**Problem statement:**
All of the data is to be set down again without any alteration.

**Input records:**
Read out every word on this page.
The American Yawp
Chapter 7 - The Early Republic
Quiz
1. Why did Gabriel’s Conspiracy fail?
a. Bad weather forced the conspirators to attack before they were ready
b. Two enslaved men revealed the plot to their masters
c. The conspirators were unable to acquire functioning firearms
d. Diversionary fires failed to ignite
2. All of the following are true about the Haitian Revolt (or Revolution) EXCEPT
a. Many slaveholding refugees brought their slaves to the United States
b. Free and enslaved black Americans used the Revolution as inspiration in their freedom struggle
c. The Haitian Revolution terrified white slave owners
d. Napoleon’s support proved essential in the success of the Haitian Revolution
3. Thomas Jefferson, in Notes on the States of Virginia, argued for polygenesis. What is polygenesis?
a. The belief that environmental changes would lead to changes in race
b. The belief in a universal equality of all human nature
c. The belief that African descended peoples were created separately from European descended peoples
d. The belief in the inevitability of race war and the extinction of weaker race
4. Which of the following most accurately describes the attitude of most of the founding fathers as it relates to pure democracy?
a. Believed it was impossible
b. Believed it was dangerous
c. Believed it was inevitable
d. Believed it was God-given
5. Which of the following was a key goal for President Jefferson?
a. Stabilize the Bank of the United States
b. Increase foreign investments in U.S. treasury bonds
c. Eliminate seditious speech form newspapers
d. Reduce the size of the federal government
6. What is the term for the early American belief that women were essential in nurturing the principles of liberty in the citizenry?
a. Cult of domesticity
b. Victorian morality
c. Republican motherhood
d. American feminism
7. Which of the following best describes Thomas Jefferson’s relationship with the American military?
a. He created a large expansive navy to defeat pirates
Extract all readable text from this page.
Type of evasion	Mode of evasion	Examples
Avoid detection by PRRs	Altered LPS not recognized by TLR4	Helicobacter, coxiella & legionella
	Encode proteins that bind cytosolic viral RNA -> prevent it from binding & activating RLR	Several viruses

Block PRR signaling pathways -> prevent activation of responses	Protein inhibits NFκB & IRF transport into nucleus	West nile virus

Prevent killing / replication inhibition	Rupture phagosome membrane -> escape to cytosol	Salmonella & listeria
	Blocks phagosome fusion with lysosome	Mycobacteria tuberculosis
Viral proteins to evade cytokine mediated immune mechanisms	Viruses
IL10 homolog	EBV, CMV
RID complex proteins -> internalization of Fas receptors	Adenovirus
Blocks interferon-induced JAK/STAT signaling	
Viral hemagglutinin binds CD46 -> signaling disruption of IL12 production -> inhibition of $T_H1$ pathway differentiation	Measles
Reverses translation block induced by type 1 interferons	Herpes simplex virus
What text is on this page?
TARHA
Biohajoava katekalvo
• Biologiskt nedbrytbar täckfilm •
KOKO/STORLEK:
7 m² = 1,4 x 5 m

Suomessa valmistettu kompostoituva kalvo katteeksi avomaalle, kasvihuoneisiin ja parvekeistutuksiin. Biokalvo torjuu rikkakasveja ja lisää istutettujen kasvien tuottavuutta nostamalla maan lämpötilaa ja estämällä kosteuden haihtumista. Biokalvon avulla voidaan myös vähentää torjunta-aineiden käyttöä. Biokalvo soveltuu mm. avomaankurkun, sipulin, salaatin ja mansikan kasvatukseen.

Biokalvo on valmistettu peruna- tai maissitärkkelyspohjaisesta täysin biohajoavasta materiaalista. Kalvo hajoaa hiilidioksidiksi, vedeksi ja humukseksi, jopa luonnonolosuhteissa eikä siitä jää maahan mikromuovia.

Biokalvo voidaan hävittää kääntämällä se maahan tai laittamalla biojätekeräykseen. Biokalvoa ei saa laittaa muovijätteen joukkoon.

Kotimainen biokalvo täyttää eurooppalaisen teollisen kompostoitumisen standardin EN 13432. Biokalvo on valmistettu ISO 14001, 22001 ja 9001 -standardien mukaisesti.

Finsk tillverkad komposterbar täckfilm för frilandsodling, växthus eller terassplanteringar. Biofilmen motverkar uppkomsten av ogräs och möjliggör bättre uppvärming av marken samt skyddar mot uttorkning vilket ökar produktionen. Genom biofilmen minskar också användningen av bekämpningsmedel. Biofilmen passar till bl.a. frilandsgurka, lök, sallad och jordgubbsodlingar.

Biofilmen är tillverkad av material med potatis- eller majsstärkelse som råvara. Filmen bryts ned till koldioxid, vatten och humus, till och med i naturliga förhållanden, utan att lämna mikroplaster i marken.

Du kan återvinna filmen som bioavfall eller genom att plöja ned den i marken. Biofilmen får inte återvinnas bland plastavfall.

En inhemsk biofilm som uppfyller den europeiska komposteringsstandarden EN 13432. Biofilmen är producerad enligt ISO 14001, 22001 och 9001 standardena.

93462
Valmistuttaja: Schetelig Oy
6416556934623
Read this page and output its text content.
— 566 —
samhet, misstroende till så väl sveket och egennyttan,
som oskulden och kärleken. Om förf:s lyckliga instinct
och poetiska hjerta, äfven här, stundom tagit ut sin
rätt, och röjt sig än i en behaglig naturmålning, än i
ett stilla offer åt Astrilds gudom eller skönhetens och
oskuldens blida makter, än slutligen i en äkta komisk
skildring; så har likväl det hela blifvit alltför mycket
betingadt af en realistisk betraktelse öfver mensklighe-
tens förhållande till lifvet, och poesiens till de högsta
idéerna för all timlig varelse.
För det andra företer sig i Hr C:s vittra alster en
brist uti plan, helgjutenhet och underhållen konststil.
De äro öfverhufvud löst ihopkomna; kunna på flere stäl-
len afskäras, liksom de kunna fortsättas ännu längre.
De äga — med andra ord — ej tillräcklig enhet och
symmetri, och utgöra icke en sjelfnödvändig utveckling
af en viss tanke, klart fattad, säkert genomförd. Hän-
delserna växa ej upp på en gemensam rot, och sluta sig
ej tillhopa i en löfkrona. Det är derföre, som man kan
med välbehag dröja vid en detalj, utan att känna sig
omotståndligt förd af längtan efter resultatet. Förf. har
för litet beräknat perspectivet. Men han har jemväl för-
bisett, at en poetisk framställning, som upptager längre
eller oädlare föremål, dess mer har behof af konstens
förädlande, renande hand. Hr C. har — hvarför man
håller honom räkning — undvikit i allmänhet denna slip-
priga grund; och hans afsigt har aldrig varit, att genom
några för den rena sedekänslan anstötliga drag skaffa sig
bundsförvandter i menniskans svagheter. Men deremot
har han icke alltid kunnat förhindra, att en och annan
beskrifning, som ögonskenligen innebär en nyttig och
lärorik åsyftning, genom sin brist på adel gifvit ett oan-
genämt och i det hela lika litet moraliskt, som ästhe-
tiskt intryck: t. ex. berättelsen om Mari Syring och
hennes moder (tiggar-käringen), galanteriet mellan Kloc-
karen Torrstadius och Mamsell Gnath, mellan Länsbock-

**Task output:**
Read out every word on this page.
The American Yawp
Chapter 7 - The Early Republic
Quiz
1. Why did Gabriel’s Conspiracy fail?
a. Bad weather forced the conspirators to attack before they were ready
b. Two enslaved men revealed the plot to their masters
c. The conspirators were unable to acquire functioning firearms
d. Diversionary fires failed to ignite
2. All of the following are true about the Haitian Revolt (or Revolution) EXCEPT
a. Many slaveholding refugees brought their slaves to the United States
b. Free and enslaved black Americans used the Revolution as inspiration in their freedom struggle
c. The Haitian Revolution terrified white slave owners
d. Napoleon’s support proved essential in the success of the Haitian Revolution
3. Thomas Jefferson, in Notes on the States of Virginia, argued for polygenesis. What is polygenesis?
a. The belief that environmental changes would lead to changes in race
b. The belief in a universal equality of all human nature
c. The belief that African descended peoples were created separately from European descended peoples
d. The belief in the inevitability of race war and the extinction of weaker race
4. Which of the following most accurately describes the attitude of most of the founding fathers as it relates to pure democracy?
a. Believed it was impossible
b. Believed it was dangerous
c. Believed it was inevitable
d. Believed it was God-given
5. Which of the following was a key goal for President Jefferson?
a. Stabilize the Bank of the United States
b. Increase foreign investments in U.S. treasury bonds
c. Eliminate seditious speech form newspapers
d. Reduce the size of the federal government
6. What is the term for the early American belief that women were essential in nurturing the principles of liberty in the citizenry?
a. Cult of domesticity
b. Victorian morality
c. Republican motherhood
d. American feminism
7. Which of the following best describes Thomas Jefferson’s relationship with the American military?
a. He created a large expansive navy to defeat pirates
Extract all readable text from this page.
Type of evasion	Mode of evasion	Examples
Avoid detection by PRRs	Altered LPS not recognized by TLR4	Helicobacter, coxiella & legionella
	Encode proteins that bind cytosolic viral RNA -> prevent it from binding & activating RLR	Several viruses

Block PRR signaling pathways -> prevent activation of responses	Protein inhibits NFκB & IRF transport into nucleus	West nile virus

Prevent killing / replication inhibition	Rupture phagosome membrane -> escape to cytosol	Salmonella & listeria
	Blocks phagosome fusion with lysosome	Mycobacteria tuberculosis
Viral proteins to evade cytokine mediated immune mechanisms	Viruses
IL10 homolog	EBV, CMV
RID complex proteins -> internalization of Fas receptors	Adenovirus
Blocks interferon-induced JAK/STAT signaling	
Viral hemagglutinin binds CD46 -> signaling disruption of IL12 production -> inhibition of $T_H1$ pathway differentiation	Measles
Reverses translation block induced by type 1 interferons	Herpes simplex virus
What text is on this page?
TARHA
Biohajoava katekalvo
• Biologiskt nedbrytbar täckfilm •
KOKO/STORLEK:
7 m² = 1,4 x 5 m

Suomessa valmistettu kompostoituva kalvo katteeksi avomaalle, kasvihuoneisiin ja parvekeistutuksiin. Biokalvo torjuu rikkakasveja ja lisää istutettujen kasvien tuottavuutta nostamalla maan lämpötilaa ja estämällä kosteuden haihtumista. Biokalvon avulla voidaan myös vähentää torjunta-aineiden käyttöä. Biokalvo soveltuu mm. avomaankurkun, sipulin, salaatin ja mansikan kasvatukseen.

Biokalvo on valmistettu peruna- tai maissitärkkelyspohjaisesta täysin biohajoavasta materiaalista. Kalvo hajoaa hiilidioksidiksi, vedeksi ja humukseksi, jopa luonnonolosuhteissa eikä siitä jää maahan mikromuovia.

Biokalvo voidaan hävittää kääntämällä se maahan tai laittamalla biojätekeräykseen. Biokalvoa ei saa laittaa muovijätteen joukkoon.

Kotimainen biokalvo täyttää eurooppalaisen teollisen kompostoitumisen standardin EN 13432. Biokalvo on valmistettu ISO 14001, 22001 ja 9001 -standardien mukaisesti.

Finsk tillverkad komposterbar täckfilm för frilandsodling, växthus eller terassplanteringar. Biofilmen motverkar uppkomsten av ogräs och möjliggör bättre uppvärming av marken samt skyddar mot uttorkning vilket ökar produktionen. Genom biofilmen minskar också användningen av bekämpningsmedel. Biofilmen passar till bl.a. frilandsgurka, lök, sallad och jordgubbsodlingar.

Biofilmen är tillverkad av material med potatis- eller majsstärkelse som råvara. Filmen bryts ned till koldioxid, vatten och humus, till och med i naturliga förhållanden, utan att lämna mikroplaster i marken.

Du kan återvinna filmen som bioavfall eller genom att plöja ned den i marken. Biofilmen får inte återvinnas bland plastavfall.

En inhemsk biofilm som uppfyller den europeiska komposteringsstandarden EN 13432. Biofilmen är producerad enligt ISO 14001, 22001 och 9001 standardena.

93462
Valmistuttaja: Schetelig Oy
6416556934623
Read this page and output its text content.
— 566 —
samhet, misstroende till så väl sveket och egennyttan,
som oskulden och kärleken. Om förf:s lyckliga instinct
och poetiska hjerta, äfven här, stundom tagit ut sin
rätt, och röjt sig än i en behaglig naturmålning, än i
ett stilla offer åt Astrilds gudom eller skönhetens och
oskuldens blida makter, än slutligen i en äkta komisk
skildring; så har likväl det hela blifvit alltför mycket
betingadt af en realistisk betraktelse öfver mensklighe-
tens förhållande till lifvet, och poesiens till de högsta
idéerna för all timlig varelse.
För det andra företer sig i Hr C:s vittra alster en
brist uti plan, helgjutenhet och underhållen konststil.
De äro öfverhufvud löst ihopkomna; kunna på flere stäl-
len afskäras, liksom de kunna fortsättas ännu längre.
De äga — med andra ord — ej tillräcklig enhet och
symmetri, och utgöra icke en sjelfnödvändig utveckling
af en viss tanke, klart fattad, säkert genomförd. Hän-
delserna växa ej upp på en gemensam rot, och sluta sig
ej tillhopa i en löfkrona. Det är derföre, som man kan
med välbehag dröja vid en detalj, utan att känna sig
omotståndligt förd af längtan efter resultatet. Förf. har
för litet beräknat perspectivet. Men han har jemväl för-
bisett, at en poetisk framställning, som upptager längre
eller oädlare föremål, dess mer har behof af konstens
förädlande, renande hand. Hr C. har — hvarför man
håller honom räkning — undvikit i allmänhet denna slip-
priga grund; och hans afsigt har aldrig varit, att genom
några för den rena sedekänslan anstötliga drag skaffa sig
bundsförvandter i menniskans svagheter. Men deremot
har han icke alltid kunnat förhindra, att en och annan
beskrifning, som ögonskenligen innebär en nyttig och
lärorik åsyftning, genom sin brist på adel gifvit ett oan-
genämt och i det hela lika litet moraliskt, som ästhe-
tiskt intryck: t. ex. berättelsen om Mari Syring och
hennes moder (tiggar-käringen), galanteriet mellan Kloc-
karen Torrstadius och Mamsell Gnath, mellan Länsbock-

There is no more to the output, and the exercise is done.